Count how many lines of the data below contain the string "JSON"; the reply should be that number alone.

Provided information:
-----

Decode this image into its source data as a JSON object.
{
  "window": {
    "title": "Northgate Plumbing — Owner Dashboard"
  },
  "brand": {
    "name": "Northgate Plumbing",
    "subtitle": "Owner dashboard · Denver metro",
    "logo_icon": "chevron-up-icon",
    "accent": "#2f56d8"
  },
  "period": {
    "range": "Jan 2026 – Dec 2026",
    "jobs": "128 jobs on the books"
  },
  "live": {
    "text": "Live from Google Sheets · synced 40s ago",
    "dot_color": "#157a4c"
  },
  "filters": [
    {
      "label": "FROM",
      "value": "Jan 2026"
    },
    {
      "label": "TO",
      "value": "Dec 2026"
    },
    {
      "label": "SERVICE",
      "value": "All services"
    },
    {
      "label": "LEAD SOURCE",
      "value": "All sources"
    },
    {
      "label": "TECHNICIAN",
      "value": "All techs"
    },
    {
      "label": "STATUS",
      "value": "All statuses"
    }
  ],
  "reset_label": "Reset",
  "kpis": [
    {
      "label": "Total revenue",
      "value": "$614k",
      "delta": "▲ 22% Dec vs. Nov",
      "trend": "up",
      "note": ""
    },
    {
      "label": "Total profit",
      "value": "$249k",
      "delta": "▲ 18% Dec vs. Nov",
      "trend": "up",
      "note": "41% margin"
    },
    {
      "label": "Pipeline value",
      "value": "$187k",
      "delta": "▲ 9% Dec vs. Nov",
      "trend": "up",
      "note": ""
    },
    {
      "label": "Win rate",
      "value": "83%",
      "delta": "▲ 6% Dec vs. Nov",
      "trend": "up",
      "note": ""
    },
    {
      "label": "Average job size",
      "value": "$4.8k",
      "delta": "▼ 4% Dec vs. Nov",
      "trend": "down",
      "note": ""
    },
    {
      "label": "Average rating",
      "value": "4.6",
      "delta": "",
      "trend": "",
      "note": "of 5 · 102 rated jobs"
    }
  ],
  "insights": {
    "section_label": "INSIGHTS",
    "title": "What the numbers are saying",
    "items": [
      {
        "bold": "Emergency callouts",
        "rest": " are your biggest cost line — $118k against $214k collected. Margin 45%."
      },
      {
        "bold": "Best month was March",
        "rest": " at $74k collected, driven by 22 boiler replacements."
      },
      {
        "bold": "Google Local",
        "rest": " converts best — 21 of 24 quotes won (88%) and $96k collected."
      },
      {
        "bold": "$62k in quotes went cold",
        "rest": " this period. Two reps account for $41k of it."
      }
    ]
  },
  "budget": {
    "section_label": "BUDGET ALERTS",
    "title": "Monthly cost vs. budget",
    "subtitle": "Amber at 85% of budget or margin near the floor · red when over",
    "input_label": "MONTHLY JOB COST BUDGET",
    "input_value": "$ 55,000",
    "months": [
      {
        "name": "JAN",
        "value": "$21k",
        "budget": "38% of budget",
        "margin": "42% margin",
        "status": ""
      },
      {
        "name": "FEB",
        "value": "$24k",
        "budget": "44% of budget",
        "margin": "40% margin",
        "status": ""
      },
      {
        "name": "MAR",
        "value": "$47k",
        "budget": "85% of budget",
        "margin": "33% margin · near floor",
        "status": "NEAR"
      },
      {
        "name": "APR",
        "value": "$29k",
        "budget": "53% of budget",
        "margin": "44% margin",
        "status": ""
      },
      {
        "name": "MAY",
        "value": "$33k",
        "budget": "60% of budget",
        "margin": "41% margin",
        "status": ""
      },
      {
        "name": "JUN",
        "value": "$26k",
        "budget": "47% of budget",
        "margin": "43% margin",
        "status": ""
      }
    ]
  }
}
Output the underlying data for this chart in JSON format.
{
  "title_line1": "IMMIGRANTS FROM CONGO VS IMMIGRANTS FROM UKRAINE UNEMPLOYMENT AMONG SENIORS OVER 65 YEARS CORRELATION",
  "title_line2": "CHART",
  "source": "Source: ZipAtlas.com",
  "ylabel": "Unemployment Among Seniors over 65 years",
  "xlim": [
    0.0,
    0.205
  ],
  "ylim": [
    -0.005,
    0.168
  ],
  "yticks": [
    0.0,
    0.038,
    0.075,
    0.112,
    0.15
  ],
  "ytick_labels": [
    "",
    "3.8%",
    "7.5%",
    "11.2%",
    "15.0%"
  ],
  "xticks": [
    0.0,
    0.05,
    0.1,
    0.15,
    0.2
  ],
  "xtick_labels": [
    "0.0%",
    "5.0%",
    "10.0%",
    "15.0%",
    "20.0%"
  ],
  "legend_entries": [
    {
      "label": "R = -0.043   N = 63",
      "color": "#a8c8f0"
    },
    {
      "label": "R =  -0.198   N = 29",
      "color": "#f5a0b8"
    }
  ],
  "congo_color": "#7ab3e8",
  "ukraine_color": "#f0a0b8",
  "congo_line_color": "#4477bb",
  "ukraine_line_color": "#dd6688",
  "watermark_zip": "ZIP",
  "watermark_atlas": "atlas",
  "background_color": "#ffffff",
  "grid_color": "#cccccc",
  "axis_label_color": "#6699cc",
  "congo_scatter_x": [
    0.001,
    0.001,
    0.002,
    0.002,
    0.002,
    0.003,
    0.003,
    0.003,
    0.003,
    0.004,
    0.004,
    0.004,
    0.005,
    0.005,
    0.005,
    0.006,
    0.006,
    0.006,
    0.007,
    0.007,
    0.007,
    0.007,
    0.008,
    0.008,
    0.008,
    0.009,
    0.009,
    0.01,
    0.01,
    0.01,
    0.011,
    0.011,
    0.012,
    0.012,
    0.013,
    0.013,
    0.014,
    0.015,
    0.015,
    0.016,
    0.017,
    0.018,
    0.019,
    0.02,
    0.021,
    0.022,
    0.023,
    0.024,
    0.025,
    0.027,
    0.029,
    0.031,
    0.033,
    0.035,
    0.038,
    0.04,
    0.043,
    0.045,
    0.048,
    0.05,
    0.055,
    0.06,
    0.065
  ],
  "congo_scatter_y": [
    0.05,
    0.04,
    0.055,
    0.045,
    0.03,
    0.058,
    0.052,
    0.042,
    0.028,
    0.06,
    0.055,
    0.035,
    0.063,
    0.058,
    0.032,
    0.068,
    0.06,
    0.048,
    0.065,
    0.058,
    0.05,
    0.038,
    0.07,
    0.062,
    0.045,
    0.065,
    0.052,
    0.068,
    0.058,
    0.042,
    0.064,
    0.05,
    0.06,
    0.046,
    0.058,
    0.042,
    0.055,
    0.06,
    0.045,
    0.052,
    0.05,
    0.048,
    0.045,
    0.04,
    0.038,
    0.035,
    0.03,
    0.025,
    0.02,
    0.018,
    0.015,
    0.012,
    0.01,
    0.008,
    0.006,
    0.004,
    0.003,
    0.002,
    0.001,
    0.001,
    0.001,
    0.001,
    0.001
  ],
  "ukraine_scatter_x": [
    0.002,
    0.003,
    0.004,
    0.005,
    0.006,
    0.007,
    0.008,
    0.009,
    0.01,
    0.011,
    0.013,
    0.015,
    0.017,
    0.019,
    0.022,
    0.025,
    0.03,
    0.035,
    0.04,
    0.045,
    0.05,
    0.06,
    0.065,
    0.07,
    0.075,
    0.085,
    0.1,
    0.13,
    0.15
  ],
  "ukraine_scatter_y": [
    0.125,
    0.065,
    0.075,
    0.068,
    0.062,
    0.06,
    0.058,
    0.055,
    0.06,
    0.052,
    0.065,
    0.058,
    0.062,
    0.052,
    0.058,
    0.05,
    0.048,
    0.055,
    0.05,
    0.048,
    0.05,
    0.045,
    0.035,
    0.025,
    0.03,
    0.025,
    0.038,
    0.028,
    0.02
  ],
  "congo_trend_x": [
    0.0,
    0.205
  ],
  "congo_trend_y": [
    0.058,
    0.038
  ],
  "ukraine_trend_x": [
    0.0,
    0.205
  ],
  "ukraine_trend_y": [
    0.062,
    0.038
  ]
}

-----

Result for this exercise: 2